Quote the records below word for word, leaving out the pictures.

++++++++++++++++++++

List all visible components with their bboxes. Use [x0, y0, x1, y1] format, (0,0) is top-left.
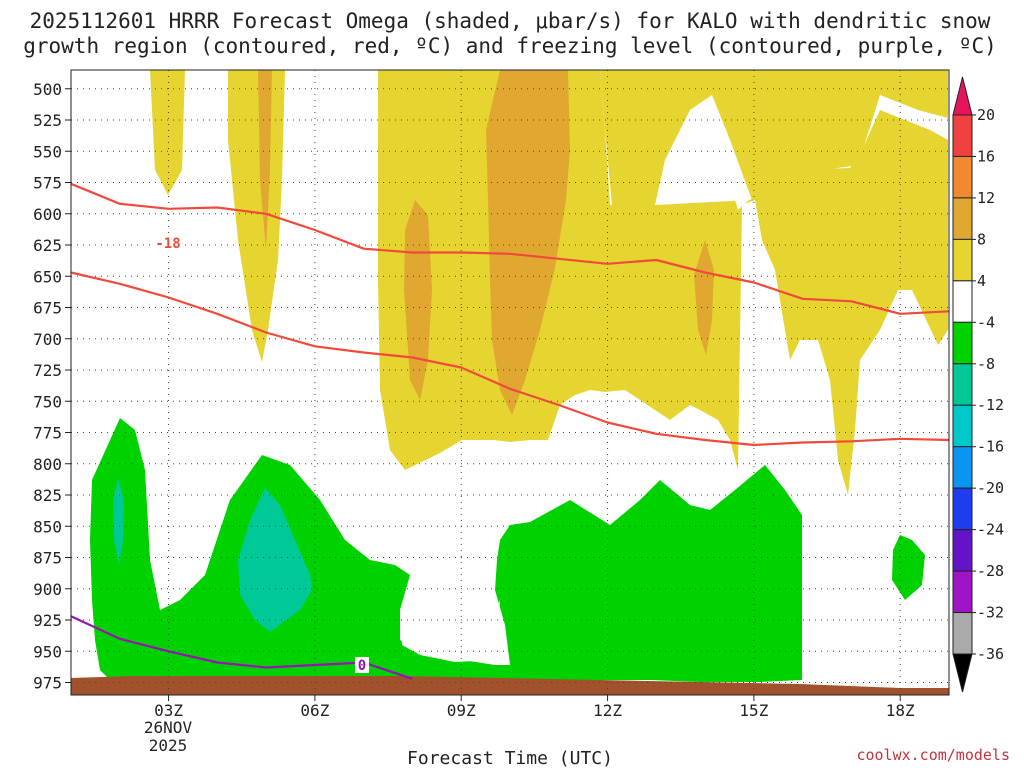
y-tick-label-900: 900: [33, 580, 62, 599]
contour-label-zero: 0: [358, 658, 366, 674]
x-tick-label-06Z: 06Z: [300, 701, 329, 720]
y-tick-label-600: 600: [33, 205, 62, 224]
y-tick-label-650: 650: [33, 267, 62, 286]
colorbar-label-13: -36: [977, 645, 1004, 663]
omega-orange-region-2: [486, 70, 570, 415]
omega-green-region-2: [892, 535, 925, 600]
omega-orange-region-1: [258, 70, 272, 250]
x-date-line1: 26NOV: [144, 718, 193, 737]
omega-teal-region-2: [113, 478, 124, 565]
terrain-surface: [71, 676, 949, 695]
omega-white-notch: [400, 600, 500, 662]
colorbar-swatch-9: [952, 487, 973, 531]
x-tick-label-15Z: 15Z: [739, 701, 768, 720]
contour-line-1: [70, 271, 950, 447]
colorbar-swatch-8: [952, 446, 973, 489]
colorbar-swatch-2: [952, 197, 973, 240]
x-axis-label: Forecast Time (UTC): [407, 748, 613, 768]
colorbar-label-3: 8: [977, 230, 986, 248]
y-tick-label-625: 625: [33, 236, 62, 255]
x-date-line2: 2025: [149, 736, 188, 755]
colorbar-label-9: -20: [977, 479, 1004, 497]
colorbar: 20 16 12 8 4 -4 -8 -12 -16 -20 -24 -28 -32 -36: [952, 76, 1004, 693]
chart-title-line2: growth region (contoured, red, ºC) and f…: [23, 34, 997, 58]
x-axis-ticks: 03Z 06Z 09Z 12Z 15Z 18Z: [154, 695, 915, 720]
y-tick-label-700: 700: [33, 330, 62, 349]
colorbar-swatch-5: [952, 321, 973, 365]
grid-lines: [71, 70, 949, 695]
y-tick-label-925: 925: [33, 611, 62, 630]
y-tick-label-975: 975: [33, 674, 62, 693]
colorbar-swatch-12: [952, 612, 973, 655]
y-tick-label-850: 850: [33, 517, 62, 536]
contour-label-bg-zero: [355, 657, 369, 673]
y-tick-label-500: 500: [33, 80, 62, 99]
plot-area: -18 0: [70, 69, 950, 696]
colorbar-swatch-11: [952, 570, 973, 614]
colorbar-swatch-6: [952, 363, 973, 406]
colorbar-swatch-3: [952, 238, 973, 282]
credit-text: coolwx.com/models: [856, 746, 1010, 764]
omega-teal-region-1: [238, 488, 312, 632]
y-tick-label-750: 750: [33, 392, 62, 411]
y-tick-label-725: 725: [33, 361, 62, 380]
omega-field-orange: [258, 70, 714, 415]
contour-line-0: [70, 182, 950, 315]
y-tick-label-575: 575: [33, 174, 62, 193]
plot-border: [70, 69, 950, 696]
omega-orange-region-4: [694, 240, 714, 355]
colorbar-swatch-10: [952, 529, 973, 572]
colorbar-label-10: -24: [977, 521, 1004, 539]
colorbar-label-12: -32: [977, 604, 1004, 622]
y-tick-label-675: 675: [33, 299, 62, 318]
y-tick-label-825: 825: [33, 486, 62, 505]
x-tick-label-09Z: 09Z: [447, 701, 476, 720]
colorbar-label-2: 12: [977, 189, 995, 207]
chart-title-line1: 2025112601 HRRR Forecast Omega (shaded, …: [30, 9, 991, 33]
colorbar-label-0: 20: [977, 106, 995, 124]
omega-yellow-region-1: [150, 70, 185, 195]
colorbar-label-11: -28: [977, 562, 1004, 580]
contour-labels: -18 0: [152, 235, 369, 674]
y-tick-label-550: 550: [33, 142, 62, 161]
y-tick-label-950: 950: [33, 642, 62, 661]
contour-label-bg-minus18: [152, 235, 184, 251]
x-tick-label-12Z: 12Z: [593, 701, 622, 720]
omega-yellow-region-2: [228, 70, 285, 362]
colorbar-label-8: -16: [977, 438, 1004, 456]
y-tick-label-875: 875: [33, 549, 62, 568]
x-tick-label-03Z: 03Z: [154, 701, 183, 720]
y-tick-label-775: 775: [33, 424, 62, 443]
y-tick-label-800: 800: [33, 455, 62, 474]
colorbar-swatch-0: [952, 114, 973, 157]
colorbar-label-1: 16: [977, 147, 995, 165]
colorbar-label-5: -4: [977, 313, 995, 331]
omega-yellow-patch-4: [600, 70, 948, 205]
omega-orange-region-3: [404, 200, 432, 400]
colorbar-bottom-arrow: [952, 653, 973, 693]
colorbar-swatch-4: [952, 280, 973, 323]
colorbar-label-7: -12: [977, 396, 1004, 414]
colorbar-label-4: 4: [977, 272, 986, 290]
colorbar-swatch-7: [952, 404, 973, 448]
colorbar-top-arrow: [952, 76, 973, 116]
colorbar-swatch-1: [952, 155, 973, 199]
omega-field-strong-negative: [113, 478, 312, 632]
contour-label-minus18: -18: [155, 236, 180, 252]
y-axis-ticks: 500 525 550 575 600 625 650 675 700 725 750 775 800 8…: [33, 80, 71, 693]
y-tick-label-525: 525: [33, 111, 62, 130]
colorbar-label-6: -8: [977, 355, 995, 373]
x-tick-label-18Z: 18Z: [886, 701, 915, 720]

++++++++++++++++++++

◆ Response below ◆
List all visible components with their bboxes. Use [x0, y0, x1, y1] format, (0,0) is top-left.
y-tick-label-900: 900: [33, 580, 62, 599]
contour-label-zero: 0: [358, 658, 366, 674]
x-tick-label-06Z: 06Z: [300, 701, 329, 720]
y-tick-label-600: 600: [33, 205, 62, 224]
y-tick-label-650: 650: [33, 267, 62, 286]
colorbar-label-13: -36: [977, 645, 1004, 663]
omega-orange-region-2: [486, 70, 570, 415]
omega-green-region-2: [892, 535, 925, 600]
omega-orange-region-1: [258, 70, 272, 250]
x-date-line1: 26NOV: [144, 718, 193, 737]
omega-teal-region-2: [113, 478, 124, 565]
terrain-surface: [71, 676, 949, 695]
omega-white-notch: [400, 600, 500, 662]
colorbar-swatch-9: [952, 487, 973, 531]
x-tick-label-15Z: 15Z: [739, 701, 768, 720]
contour-line-1: [70, 271, 950, 447]
colorbar-swatch-8: [952, 446, 973, 489]
colorbar-swatch-2: [952, 197, 973, 240]
x-axis-label: Forecast Time (UTC): [407, 748, 613, 768]
colorbar-label-3: 8: [977, 230, 986, 248]
y-tick-label-625: 625: [33, 236, 62, 255]
x-date-line2: 2025: [149, 736, 188, 755]
colorbar-label-9: -20: [977, 479, 1004, 497]
colorbar: 20 16 12 8 4 -4 -8 -12 -16 -20 -24 -28 -32 -36: [952, 76, 1004, 693]
chart-title-line2: growth region (contoured, red, ºC) and f…: [23, 34, 997, 58]
x-axis-ticks: 03Z 06Z 09Z 12Z 15Z 18Z: [154, 695, 915, 720]
y-tick-label-700: 700: [33, 330, 62, 349]
colorbar-swatch-5: [952, 321, 973, 365]
grid-lines: [71, 70, 949, 695]
y-tick-label-925: 925: [33, 611, 62, 630]
y-tick-label-975: 975: [33, 674, 62, 693]
colorbar-swatch-12: [952, 612, 973, 655]
y-tick-label-850: 850: [33, 517, 62, 536]
contour-label-bg-zero: [355, 657, 369, 673]
y-tick-label-500: 500: [33, 80, 62, 99]
plot-area: -18 0: [70, 69, 950, 696]
colorbar-swatch-11: [952, 570, 973, 614]
colorbar-swatch-6: [952, 363, 973, 406]
colorbar-swatch-3: [952, 238, 973, 282]
credit-text: coolwx.com/models: [856, 746, 1010, 764]
omega-teal-region-1: [238, 488, 312, 632]
y-tick-label-750: 750: [33, 392, 62, 411]
y-tick-label-725: 725: [33, 361, 62, 380]
omega-field-orange: [258, 70, 714, 415]
contour-line-0: [70, 182, 950, 315]
y-tick-label-575: 575: [33, 174, 62, 193]
plot-border: [70, 69, 950, 696]
omega-orange-region-4: [694, 240, 714, 355]
colorbar-swatch-10: [952, 529, 973, 572]
colorbar-label-10: -24: [977, 521, 1004, 539]
colorbar-label-12: -32: [977, 604, 1004, 622]
y-tick-label-675: 675: [33, 299, 62, 318]
y-tick-label-825: 825: [33, 486, 62, 505]
x-tick-label-09Z: 09Z: [447, 701, 476, 720]
colorbar-label-2: 12: [977, 189, 995, 207]
chart-title-line1: 2025112601 HRRR Forecast Omega (shaded, …: [30, 9, 991, 33]
colorbar-label-0: 20: [977, 106, 995, 124]
omega-yellow-region-1: [150, 70, 185, 195]
colorbar-label-11: -28: [977, 562, 1004, 580]
contour-labels: -18 0: [152, 235, 369, 674]
y-tick-label-550: 550: [33, 142, 62, 161]
y-tick-label-950: 950: [33, 642, 62, 661]
contour-label-bg-minus18: [152, 235, 184, 251]
x-tick-label-12Z: 12Z: [593, 701, 622, 720]
omega-yellow-region-2: [228, 70, 285, 362]
colorbar-label-8: -16: [977, 438, 1004, 456]
y-tick-label-875: 875: [33, 549, 62, 568]
x-tick-label-03Z: 03Z: [154, 701, 183, 720]
y-tick-label-775: 775: [33, 424, 62, 443]
y-tick-label-800: 800: [33, 455, 62, 474]
colorbar-swatch-0: [952, 114, 973, 157]
colorbar-label-1: 16: [977, 147, 995, 165]
colorbar-label-5: -4: [977, 313, 995, 331]
omega-yellow-patch-4: [600, 70, 948, 205]
omega-orange-region-3: [404, 200, 432, 400]
colorbar-bottom-arrow: [952, 653, 973, 693]
colorbar-swatch-4: [952, 280, 973, 323]
colorbar-label-7: -12: [977, 396, 1004, 414]
colorbar-label-4: 4: [977, 272, 986, 290]
colorbar-swatch-7: [952, 404, 973, 448]
colorbar-top-arrow: [952, 76, 973, 116]
colorbar-swatch-1: [952, 155, 973, 199]
omega-field-strong-negative: [113, 478, 312, 632]
contour-label-minus18: -18: [155, 236, 180, 252]
y-axis-ticks: 500 525 550 575 600 625 650 675 700 725 750 775 800 8…: [33, 80, 71, 693]
y-tick-label-525: 525: [33, 111, 62, 130]
colorbar-label-6: -8: [977, 355, 995, 373]
x-tick-label-18Z: 18Z: [886, 701, 915, 720]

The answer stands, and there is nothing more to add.